GIVEN TEXT:
Why Disco Happened

The following is an article from the book Uncle John's Bathroom Reader Plunges into Music.

Love it or hate it, disco music will always be associated with the 1970s. But did it all begin and end in that decade? Not by a long shot- It actually had its roots in World War II Paris.


When you think of disco, what comes to mind? Probably polyester, mirror balls, and lines of dancers doing the Hustle. But surprisingly, the seeds that would one day grow into disco were first planted by the Nazis.

During their brutal occupation of France in World War II, the Germans outlawed any form of art and music that they deemed "impure." The American jazz movement, which had experienced a renaissance in Paris in the 1930s, was high on the Nazi's cultural hit list. In 1940 Hitler's army began to shut down any cabaret that featured the "rhythms of belly-dancing negroes" and sending offenders to internment camps. (At the same time, however, the Nazis formed their own jazz band called Charlie and his Orchestra to broadcast taunting, satirical propaganda songs to the Allies over the radio.)


Unwilling to give up their beloved jazz, partying Parisians formed secret nightclubs that required passwords to get in, changed locations frequently, and tried to stay as quiet as possible. And without any jazz bands left, their only choice was to play records. The most famous club, Le Discotheque (French for "The Record Library"), opened on rue de la Huchette in 1941. With a discaire, or disc jockey, spinning jazz records all night long, the main attraction was dancing. Thumbing their noses at the occupying Reich, Le Discotheque and other underground clubs opened their doors to blacks and homosexuals, the same groups who would first embrace disco music 30 years later. The main ingredients that would result in disco in the 1970s were now in place.

MATERIAL FOR THIS TASK:
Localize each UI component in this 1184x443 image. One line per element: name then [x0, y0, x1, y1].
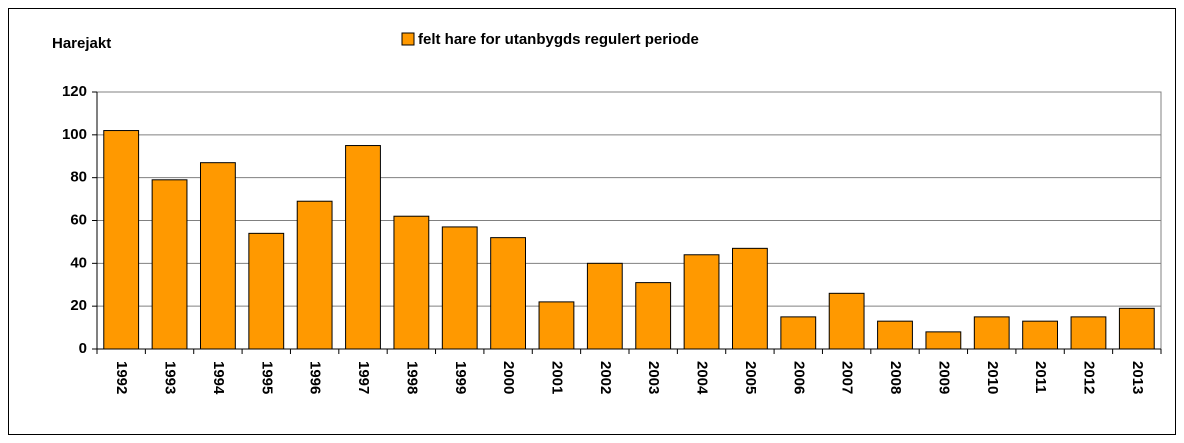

--

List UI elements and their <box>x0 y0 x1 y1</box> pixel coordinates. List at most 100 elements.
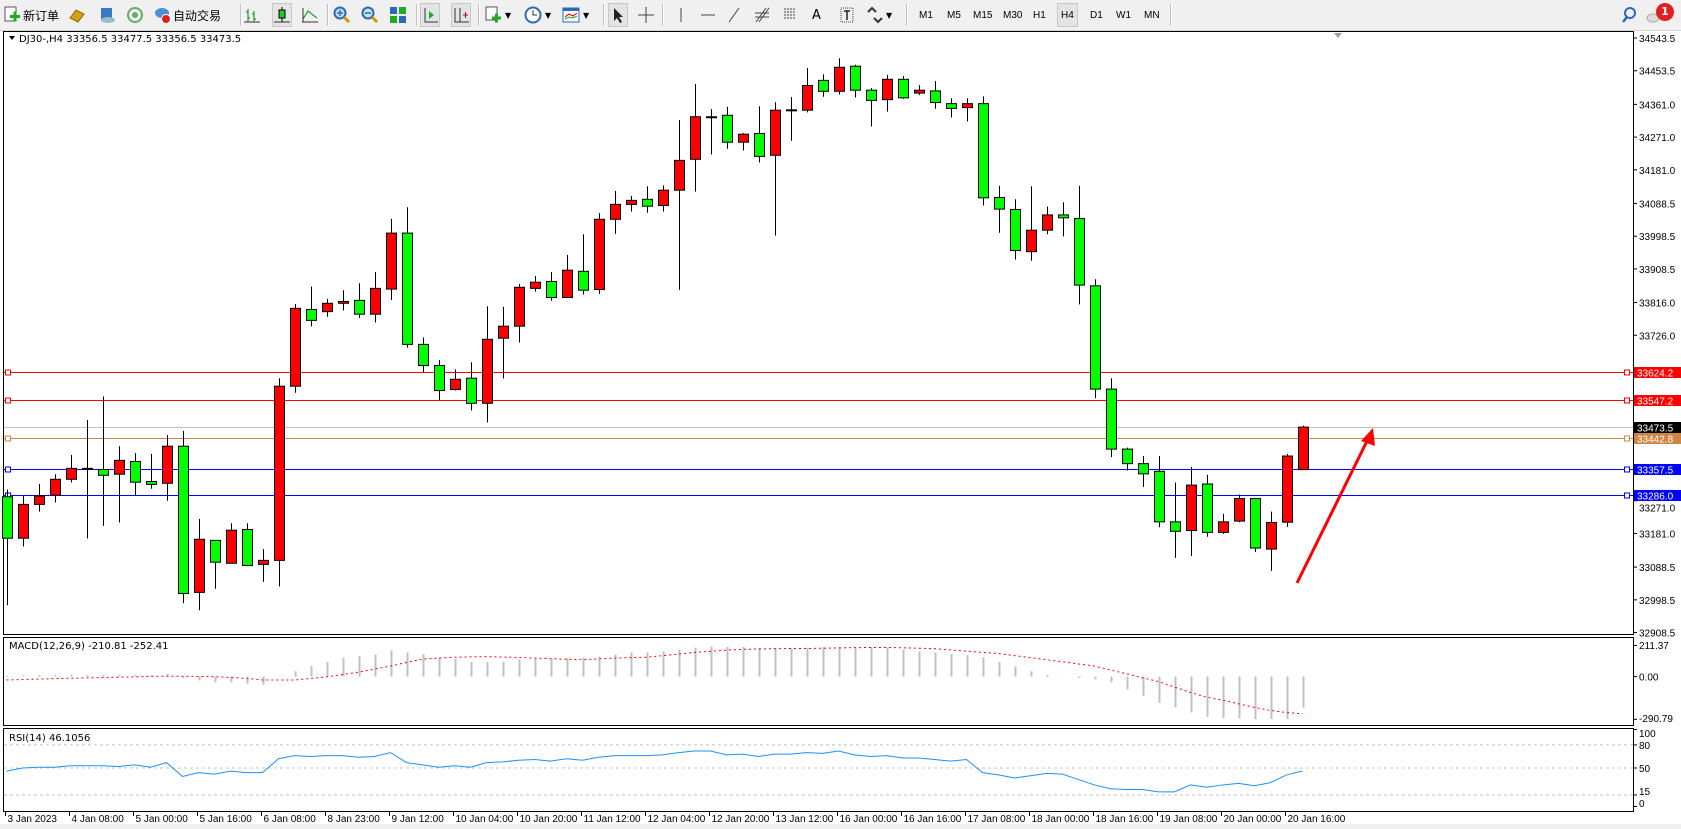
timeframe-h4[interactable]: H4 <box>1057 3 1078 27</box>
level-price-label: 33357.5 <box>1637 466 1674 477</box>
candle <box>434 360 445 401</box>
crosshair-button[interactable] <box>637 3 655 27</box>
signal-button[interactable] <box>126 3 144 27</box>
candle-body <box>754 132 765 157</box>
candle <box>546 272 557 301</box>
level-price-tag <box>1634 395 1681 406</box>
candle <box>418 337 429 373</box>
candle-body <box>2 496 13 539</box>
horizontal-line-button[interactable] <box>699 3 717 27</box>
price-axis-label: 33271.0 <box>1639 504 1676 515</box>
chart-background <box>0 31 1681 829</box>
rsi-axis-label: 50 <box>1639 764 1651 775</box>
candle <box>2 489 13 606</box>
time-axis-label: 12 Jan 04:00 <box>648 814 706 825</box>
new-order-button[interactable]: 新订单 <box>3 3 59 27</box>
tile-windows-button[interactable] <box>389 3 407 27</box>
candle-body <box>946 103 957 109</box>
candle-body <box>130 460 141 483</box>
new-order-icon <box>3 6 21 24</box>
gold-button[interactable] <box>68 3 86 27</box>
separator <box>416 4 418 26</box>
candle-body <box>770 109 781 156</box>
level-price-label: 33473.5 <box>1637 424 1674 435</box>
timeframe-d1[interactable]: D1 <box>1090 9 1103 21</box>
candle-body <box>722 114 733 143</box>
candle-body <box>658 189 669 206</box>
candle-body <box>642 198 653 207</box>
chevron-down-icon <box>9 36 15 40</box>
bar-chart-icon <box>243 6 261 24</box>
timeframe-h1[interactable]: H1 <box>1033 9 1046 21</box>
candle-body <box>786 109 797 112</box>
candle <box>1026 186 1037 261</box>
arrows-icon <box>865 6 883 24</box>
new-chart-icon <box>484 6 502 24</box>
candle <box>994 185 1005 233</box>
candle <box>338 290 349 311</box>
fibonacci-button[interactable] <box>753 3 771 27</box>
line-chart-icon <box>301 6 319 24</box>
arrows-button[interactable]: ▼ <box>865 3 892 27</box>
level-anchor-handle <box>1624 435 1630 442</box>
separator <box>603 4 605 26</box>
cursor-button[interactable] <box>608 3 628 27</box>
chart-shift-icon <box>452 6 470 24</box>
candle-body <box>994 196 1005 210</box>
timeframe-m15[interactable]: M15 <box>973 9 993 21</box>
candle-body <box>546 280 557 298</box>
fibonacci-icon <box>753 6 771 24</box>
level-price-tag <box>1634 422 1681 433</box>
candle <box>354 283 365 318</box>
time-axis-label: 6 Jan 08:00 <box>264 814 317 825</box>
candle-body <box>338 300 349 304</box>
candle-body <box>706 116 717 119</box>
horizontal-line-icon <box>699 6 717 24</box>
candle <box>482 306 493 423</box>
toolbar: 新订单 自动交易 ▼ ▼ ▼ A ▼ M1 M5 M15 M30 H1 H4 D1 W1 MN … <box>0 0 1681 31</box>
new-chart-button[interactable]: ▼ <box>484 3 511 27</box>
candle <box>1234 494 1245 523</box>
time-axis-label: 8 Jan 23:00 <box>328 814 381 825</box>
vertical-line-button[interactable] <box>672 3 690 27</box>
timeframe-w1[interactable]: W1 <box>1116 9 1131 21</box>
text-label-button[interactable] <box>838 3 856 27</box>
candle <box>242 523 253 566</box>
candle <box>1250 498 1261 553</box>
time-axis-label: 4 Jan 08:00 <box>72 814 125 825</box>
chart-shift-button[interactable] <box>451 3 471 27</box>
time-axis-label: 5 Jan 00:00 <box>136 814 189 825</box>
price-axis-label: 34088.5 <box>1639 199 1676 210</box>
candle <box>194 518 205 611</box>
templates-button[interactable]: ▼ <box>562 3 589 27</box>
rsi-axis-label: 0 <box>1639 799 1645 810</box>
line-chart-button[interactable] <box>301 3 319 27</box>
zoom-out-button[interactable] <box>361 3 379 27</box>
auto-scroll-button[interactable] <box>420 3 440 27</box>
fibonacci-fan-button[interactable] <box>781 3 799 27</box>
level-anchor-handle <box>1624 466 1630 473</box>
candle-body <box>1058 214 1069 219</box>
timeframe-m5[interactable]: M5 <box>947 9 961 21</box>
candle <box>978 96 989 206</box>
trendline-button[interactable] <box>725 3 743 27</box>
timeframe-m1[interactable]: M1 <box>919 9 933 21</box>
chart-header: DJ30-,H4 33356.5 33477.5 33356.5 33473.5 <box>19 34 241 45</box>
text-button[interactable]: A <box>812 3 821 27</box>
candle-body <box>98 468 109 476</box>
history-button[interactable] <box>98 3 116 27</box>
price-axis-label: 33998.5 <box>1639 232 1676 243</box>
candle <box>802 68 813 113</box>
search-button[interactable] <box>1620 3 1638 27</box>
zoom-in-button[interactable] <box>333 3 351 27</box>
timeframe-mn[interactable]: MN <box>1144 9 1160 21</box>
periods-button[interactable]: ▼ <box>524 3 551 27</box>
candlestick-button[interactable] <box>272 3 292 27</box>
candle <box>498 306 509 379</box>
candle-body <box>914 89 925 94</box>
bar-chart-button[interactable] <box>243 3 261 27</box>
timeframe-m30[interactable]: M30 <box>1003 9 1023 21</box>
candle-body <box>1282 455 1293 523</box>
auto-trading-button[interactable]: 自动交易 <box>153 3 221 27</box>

GIVEN EXERCISE 1:
Answer these questions from the article on disco's origins:
(a) In what city and period did disco have its roots?
(b) What was the name of the jazz band the Nazis formed?
(c) On what street did Le Discotheque open, and in what year?
GIVEN EXERCISE 2: In the listing, substitute "level-price-badge" for "level-price-tag" in the lines starting with the line containing "List UI elements" and going on through the line containing "rsi-axis-label: 50 <box>1639". Give those lines again with nothing else altered, and leave out the picture.

COMPLETE RESPONSE 1:
(a) Paris during World War II.
(b) Charlie and his Orchestra.
(c) It opened on rue de la Huchette in 1941.

COMPLETE RESPONSE 2:
List UI elements and their <box>x0 y0 x1 y1</box> pixel coordinates. List at most 100 elements.
timeframe-h4[interactable]: H4 <box>1057 3 1078 27</box>
level-price-label: 33357.5 <box>1637 466 1674 477</box>
candle <box>434 360 445 401</box>
crosshair-button[interactable] <box>637 3 655 27</box>
signal-button[interactable] <box>126 3 144 27</box>
candle-body <box>754 132 765 157</box>
candle <box>546 272 557 301</box>
level-price-badge <box>1634 395 1681 406</box>
candle <box>418 337 429 373</box>
candle-body <box>2 496 13 539</box>
horizontal-line-button[interactable] <box>699 3 717 27</box>
price-axis-label: 33271.0 <box>1639 504 1676 515</box>
chart-background <box>0 31 1681 829</box>
rsi-axis-label: 50 <box>1639 764 1651 775</box>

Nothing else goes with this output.